▶ **Problem to work on**
List all the lines in these records that hold "помещениях".

▶ **Extracted data**
==*==

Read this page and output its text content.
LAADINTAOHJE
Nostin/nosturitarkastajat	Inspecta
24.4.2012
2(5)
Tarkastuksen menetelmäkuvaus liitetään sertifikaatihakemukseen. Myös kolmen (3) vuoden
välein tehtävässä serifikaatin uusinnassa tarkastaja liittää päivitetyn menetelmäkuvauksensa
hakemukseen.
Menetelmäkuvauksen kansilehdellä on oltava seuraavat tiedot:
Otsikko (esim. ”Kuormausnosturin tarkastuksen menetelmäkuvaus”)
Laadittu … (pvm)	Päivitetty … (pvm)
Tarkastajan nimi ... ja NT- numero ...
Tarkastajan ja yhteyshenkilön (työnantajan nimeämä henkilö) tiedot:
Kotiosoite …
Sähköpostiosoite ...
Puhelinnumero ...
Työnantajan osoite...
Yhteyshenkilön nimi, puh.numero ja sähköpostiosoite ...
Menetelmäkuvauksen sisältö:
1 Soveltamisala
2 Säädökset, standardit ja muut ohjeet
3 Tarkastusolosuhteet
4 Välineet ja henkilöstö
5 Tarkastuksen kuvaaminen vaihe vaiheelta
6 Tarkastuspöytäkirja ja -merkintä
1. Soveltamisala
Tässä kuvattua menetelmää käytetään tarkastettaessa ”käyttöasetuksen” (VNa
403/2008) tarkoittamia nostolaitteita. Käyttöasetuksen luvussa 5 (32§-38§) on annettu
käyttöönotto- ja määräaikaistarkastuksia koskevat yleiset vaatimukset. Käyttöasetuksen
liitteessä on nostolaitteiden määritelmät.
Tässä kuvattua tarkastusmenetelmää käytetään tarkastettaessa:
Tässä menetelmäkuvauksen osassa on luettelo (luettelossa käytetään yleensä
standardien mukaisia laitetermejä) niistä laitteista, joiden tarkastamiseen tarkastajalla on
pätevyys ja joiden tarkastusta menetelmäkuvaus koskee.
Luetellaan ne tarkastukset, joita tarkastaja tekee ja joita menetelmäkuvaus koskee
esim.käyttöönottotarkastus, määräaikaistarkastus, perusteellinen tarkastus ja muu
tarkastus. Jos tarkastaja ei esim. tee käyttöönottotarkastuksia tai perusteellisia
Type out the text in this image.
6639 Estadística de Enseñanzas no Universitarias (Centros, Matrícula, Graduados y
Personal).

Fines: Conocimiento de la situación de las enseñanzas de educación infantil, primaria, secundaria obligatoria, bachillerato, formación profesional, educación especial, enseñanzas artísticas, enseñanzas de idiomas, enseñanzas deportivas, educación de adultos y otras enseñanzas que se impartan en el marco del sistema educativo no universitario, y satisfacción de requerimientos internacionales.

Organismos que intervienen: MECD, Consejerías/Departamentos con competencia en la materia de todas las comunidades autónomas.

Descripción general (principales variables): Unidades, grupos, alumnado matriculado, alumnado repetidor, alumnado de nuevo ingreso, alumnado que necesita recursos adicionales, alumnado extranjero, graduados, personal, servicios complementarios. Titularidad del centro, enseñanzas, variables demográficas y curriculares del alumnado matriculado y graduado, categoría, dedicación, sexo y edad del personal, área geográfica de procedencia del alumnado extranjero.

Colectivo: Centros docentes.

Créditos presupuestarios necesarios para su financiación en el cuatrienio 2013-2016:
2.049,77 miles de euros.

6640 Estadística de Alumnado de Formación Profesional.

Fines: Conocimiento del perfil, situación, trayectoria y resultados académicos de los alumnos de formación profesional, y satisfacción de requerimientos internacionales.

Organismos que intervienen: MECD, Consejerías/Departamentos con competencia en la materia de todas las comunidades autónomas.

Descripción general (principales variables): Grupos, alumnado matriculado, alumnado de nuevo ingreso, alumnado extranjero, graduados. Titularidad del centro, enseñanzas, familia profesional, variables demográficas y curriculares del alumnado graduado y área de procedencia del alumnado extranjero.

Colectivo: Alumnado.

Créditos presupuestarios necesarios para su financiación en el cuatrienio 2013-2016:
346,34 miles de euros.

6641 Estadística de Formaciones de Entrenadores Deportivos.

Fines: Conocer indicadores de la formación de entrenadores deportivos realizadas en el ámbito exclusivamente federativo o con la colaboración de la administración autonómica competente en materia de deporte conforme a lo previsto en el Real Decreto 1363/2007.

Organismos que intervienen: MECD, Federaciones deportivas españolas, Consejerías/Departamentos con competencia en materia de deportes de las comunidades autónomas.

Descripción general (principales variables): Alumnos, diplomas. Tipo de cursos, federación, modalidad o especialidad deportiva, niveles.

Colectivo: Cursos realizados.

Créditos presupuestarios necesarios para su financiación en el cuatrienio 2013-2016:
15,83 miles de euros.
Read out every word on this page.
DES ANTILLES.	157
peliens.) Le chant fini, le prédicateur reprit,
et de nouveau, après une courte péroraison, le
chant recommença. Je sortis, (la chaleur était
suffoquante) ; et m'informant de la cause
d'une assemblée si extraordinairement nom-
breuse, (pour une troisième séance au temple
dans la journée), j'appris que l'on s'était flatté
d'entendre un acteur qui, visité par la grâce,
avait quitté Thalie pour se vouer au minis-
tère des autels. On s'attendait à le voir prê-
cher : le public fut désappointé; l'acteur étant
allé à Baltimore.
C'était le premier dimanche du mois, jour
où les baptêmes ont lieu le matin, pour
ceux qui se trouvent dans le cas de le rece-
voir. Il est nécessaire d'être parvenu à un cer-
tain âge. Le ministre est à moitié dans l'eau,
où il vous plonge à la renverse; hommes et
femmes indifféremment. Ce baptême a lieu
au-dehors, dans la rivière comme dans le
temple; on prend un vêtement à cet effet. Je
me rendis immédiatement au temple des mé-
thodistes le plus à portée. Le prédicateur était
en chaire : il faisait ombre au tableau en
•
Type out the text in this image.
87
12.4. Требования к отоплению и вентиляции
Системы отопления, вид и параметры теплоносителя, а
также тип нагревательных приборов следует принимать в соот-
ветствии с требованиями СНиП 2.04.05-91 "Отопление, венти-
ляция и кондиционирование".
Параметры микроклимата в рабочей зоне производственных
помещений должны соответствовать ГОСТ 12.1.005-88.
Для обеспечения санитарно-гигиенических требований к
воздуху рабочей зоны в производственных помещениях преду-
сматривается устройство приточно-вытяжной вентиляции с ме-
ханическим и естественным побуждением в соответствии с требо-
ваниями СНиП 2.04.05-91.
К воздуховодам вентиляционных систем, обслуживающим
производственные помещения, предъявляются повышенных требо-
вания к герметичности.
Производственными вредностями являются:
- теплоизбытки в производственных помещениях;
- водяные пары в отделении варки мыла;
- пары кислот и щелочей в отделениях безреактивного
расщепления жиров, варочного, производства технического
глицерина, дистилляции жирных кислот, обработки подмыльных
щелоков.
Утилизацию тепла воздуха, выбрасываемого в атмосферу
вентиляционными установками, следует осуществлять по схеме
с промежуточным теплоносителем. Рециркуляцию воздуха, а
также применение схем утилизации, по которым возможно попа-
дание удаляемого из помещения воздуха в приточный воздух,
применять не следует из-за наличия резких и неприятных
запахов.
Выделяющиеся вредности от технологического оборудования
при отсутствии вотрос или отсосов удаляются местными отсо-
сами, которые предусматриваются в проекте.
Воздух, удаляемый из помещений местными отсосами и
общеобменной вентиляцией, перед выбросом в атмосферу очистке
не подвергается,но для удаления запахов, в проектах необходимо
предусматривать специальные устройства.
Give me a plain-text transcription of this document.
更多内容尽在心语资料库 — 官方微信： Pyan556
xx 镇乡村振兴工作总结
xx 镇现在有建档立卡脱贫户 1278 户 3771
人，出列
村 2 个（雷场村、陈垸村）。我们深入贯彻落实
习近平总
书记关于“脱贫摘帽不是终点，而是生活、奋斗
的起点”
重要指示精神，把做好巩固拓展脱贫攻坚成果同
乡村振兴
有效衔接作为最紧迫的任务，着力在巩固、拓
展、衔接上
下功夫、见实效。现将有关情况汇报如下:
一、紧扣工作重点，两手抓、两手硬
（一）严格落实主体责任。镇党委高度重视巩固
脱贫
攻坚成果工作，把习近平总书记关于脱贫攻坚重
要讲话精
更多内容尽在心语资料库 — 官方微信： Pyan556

==*==

▶ **Output**
воздуху рабочей зоны в производственных помещениях преду-
- теплоизбытки в производственных помещениях;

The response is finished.